What you are asked to do: Copy the data from its first line down to the line that contains "owl-logo-icon bbox=[12, 13, 36, 37]", swapping each "step-number" for "step-index" and leaving everything else unchanged.

[Items listed in a dataset]
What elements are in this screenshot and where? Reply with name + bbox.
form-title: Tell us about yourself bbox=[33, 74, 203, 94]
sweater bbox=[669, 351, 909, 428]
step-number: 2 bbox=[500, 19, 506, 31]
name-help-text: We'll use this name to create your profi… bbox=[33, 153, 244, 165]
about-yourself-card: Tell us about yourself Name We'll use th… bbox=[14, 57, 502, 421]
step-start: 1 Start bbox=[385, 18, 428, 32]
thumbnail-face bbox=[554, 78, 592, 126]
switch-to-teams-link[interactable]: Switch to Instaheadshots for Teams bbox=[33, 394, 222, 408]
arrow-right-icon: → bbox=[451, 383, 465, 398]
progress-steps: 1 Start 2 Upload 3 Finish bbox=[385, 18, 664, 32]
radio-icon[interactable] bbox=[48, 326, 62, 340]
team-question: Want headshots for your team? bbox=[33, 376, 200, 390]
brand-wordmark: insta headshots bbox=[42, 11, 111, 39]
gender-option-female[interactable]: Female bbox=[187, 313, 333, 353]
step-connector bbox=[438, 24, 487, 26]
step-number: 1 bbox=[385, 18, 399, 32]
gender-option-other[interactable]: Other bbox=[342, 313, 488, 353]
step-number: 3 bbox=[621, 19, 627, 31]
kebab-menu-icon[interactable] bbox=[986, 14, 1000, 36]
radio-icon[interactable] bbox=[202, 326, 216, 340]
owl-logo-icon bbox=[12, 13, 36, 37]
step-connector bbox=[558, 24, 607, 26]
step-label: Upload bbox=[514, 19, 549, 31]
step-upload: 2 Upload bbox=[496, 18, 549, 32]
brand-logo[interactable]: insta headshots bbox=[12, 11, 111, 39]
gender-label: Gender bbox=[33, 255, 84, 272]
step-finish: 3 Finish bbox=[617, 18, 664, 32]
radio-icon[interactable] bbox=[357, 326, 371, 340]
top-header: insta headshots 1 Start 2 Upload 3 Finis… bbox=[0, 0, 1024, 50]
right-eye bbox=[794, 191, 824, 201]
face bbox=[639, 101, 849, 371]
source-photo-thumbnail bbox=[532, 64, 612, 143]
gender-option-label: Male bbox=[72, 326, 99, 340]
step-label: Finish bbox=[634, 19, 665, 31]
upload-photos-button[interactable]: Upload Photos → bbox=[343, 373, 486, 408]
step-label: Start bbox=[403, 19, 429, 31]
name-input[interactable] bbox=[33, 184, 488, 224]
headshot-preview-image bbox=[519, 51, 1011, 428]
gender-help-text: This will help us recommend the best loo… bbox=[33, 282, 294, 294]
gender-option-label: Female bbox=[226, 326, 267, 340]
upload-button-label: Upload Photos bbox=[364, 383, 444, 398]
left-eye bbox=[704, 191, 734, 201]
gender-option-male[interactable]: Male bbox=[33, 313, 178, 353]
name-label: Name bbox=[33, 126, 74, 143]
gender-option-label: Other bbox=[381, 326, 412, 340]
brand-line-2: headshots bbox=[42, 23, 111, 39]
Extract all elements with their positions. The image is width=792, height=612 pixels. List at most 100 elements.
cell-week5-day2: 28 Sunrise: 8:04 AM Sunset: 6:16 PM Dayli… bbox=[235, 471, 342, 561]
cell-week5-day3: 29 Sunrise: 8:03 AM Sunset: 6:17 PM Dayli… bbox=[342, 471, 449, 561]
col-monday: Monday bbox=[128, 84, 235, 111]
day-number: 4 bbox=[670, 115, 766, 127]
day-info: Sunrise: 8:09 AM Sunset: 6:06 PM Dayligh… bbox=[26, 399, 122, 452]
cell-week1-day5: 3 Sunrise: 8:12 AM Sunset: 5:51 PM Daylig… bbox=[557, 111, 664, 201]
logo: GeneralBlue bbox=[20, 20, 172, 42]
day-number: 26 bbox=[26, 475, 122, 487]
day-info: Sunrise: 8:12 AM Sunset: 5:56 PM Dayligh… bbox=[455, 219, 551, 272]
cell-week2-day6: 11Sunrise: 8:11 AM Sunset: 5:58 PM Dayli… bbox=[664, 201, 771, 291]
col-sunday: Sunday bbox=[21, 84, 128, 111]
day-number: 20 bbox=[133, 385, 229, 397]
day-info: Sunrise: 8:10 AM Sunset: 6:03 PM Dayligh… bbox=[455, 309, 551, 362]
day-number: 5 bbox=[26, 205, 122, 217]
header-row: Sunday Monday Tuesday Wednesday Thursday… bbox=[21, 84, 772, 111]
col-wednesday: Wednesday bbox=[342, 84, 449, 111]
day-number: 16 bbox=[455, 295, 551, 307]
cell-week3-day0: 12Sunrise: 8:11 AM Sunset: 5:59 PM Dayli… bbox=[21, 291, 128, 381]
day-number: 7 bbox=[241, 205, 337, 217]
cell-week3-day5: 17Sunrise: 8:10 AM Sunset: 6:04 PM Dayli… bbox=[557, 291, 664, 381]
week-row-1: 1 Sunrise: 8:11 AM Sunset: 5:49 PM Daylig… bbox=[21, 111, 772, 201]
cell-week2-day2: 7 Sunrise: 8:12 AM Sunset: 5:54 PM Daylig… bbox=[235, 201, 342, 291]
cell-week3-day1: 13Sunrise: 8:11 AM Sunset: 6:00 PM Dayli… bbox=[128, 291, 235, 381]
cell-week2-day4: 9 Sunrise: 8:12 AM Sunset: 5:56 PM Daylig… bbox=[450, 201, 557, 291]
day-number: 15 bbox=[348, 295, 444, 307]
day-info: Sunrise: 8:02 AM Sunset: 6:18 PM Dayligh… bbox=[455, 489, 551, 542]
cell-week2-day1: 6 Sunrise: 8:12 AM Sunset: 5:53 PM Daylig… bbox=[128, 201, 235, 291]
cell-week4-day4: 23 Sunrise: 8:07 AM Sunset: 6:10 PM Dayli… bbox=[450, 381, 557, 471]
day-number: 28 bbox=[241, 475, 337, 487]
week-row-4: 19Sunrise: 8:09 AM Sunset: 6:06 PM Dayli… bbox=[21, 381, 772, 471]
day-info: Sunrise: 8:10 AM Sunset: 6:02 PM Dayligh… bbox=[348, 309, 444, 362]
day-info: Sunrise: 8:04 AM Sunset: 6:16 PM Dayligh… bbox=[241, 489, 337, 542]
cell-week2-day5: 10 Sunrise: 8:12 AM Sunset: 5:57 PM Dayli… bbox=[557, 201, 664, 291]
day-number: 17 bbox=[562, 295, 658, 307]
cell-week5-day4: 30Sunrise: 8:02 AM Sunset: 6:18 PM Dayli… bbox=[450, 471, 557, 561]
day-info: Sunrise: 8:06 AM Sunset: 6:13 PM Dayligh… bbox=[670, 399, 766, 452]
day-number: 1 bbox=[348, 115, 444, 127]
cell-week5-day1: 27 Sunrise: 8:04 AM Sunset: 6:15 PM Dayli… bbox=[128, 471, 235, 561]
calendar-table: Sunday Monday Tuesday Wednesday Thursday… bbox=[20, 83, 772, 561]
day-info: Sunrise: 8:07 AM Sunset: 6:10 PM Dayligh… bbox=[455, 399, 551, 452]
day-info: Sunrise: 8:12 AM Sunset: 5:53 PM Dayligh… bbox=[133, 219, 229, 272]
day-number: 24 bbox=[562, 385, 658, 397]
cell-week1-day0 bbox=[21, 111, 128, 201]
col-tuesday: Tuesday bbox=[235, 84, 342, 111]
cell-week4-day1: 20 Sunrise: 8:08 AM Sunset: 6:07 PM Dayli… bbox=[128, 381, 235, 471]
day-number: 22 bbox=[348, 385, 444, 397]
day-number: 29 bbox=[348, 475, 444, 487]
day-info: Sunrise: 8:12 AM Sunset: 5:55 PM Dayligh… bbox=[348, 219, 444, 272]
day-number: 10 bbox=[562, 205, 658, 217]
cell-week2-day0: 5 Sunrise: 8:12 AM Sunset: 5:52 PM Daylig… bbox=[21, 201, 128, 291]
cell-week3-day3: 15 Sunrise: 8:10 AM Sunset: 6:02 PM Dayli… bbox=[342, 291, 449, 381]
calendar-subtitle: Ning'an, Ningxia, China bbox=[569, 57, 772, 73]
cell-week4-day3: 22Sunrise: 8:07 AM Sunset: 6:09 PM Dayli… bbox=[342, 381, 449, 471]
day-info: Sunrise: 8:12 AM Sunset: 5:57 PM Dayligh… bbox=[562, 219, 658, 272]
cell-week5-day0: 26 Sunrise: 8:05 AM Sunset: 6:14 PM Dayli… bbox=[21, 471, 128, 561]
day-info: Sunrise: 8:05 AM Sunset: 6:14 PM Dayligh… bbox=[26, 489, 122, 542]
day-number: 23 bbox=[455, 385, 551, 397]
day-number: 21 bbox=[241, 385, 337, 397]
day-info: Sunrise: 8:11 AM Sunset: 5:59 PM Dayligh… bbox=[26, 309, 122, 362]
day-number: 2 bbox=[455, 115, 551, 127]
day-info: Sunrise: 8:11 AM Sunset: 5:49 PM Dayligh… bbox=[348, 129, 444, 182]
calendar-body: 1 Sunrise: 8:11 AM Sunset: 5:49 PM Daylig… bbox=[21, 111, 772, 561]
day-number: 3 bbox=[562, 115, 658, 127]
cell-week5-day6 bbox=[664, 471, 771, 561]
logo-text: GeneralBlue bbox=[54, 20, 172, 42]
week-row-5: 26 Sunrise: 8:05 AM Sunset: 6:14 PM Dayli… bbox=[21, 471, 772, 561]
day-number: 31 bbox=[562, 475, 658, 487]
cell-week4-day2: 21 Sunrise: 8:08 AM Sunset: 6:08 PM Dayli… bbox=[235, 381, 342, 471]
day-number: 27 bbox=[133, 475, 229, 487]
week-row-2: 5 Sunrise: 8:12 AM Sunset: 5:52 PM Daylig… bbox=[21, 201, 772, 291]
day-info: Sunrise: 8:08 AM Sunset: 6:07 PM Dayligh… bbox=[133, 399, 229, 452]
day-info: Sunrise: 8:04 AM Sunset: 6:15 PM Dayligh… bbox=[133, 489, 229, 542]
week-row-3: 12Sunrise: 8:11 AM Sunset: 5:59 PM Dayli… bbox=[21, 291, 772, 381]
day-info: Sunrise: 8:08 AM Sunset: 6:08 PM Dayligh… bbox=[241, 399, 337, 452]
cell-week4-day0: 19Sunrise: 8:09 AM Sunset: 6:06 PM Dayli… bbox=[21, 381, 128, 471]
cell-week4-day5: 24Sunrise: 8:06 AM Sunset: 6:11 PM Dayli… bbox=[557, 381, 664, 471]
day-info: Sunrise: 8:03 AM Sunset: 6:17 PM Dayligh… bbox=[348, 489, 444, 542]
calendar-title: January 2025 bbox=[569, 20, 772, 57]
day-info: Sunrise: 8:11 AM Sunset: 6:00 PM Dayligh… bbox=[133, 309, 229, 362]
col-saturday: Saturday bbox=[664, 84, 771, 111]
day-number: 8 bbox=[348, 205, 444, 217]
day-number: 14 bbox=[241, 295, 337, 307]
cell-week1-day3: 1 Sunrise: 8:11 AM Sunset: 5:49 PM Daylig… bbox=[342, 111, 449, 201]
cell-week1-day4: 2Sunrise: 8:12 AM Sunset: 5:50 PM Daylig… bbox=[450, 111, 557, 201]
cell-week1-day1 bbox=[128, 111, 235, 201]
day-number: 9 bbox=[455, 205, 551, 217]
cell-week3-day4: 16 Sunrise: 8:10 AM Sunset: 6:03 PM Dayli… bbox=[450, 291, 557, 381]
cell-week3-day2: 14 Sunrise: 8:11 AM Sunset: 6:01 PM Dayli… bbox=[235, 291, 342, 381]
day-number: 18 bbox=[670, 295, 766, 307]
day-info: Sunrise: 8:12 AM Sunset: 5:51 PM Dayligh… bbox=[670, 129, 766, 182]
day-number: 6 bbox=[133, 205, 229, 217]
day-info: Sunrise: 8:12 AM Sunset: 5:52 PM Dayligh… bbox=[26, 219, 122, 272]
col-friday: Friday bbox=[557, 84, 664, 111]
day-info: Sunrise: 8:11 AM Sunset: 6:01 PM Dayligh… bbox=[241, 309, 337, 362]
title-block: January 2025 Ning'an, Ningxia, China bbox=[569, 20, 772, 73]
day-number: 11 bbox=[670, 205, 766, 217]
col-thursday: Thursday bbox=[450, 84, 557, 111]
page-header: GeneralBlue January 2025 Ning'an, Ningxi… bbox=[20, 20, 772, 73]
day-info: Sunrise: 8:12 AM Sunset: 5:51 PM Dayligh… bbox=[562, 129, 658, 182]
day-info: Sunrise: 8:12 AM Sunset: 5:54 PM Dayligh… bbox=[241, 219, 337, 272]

Output of the task:
What elements are in this screenshot and where? Reply with name + bbox.
form-title: Tell us about yourself bbox=[33, 74, 203, 94]
sweater bbox=[669, 351, 909, 428]
step-index: 2 bbox=[500, 19, 506, 31]
name-help-text: We'll use this name to create your profi… bbox=[33, 153, 244, 165]
about-yourself-card: Tell us about yourself Name We'll use th… bbox=[14, 57, 502, 421]
step-start: 1 Start bbox=[385, 18, 428, 32]
thumbnail-face bbox=[554, 78, 592, 126]
switch-to-teams-link[interactable]: Switch to Instaheadshots for Teams bbox=[33, 394, 222, 408]
arrow-right-icon: → bbox=[451, 383, 465, 398]
progress-steps: 1 Start 2 Upload 3 Finish bbox=[385, 18, 664, 32]
radio-icon[interactable] bbox=[48, 326, 62, 340]
team-question: Want headshots for your team? bbox=[33, 376, 200, 390]
brand-wordmark: insta headshots bbox=[42, 11, 111, 39]
gender-option-female[interactable]: Female bbox=[187, 313, 333, 353]
step-connector bbox=[438, 24, 487, 26]
step-index: 1 bbox=[385, 18, 399, 32]
gender-option-other[interactable]: Other bbox=[342, 313, 488, 353]
step-index: 3 bbox=[621, 19, 627, 31]
kebab-menu-icon[interactable] bbox=[986, 14, 1000, 36]
radio-icon[interactable] bbox=[202, 326, 216, 340]
owl-logo-icon bbox=[12, 13, 36, 37]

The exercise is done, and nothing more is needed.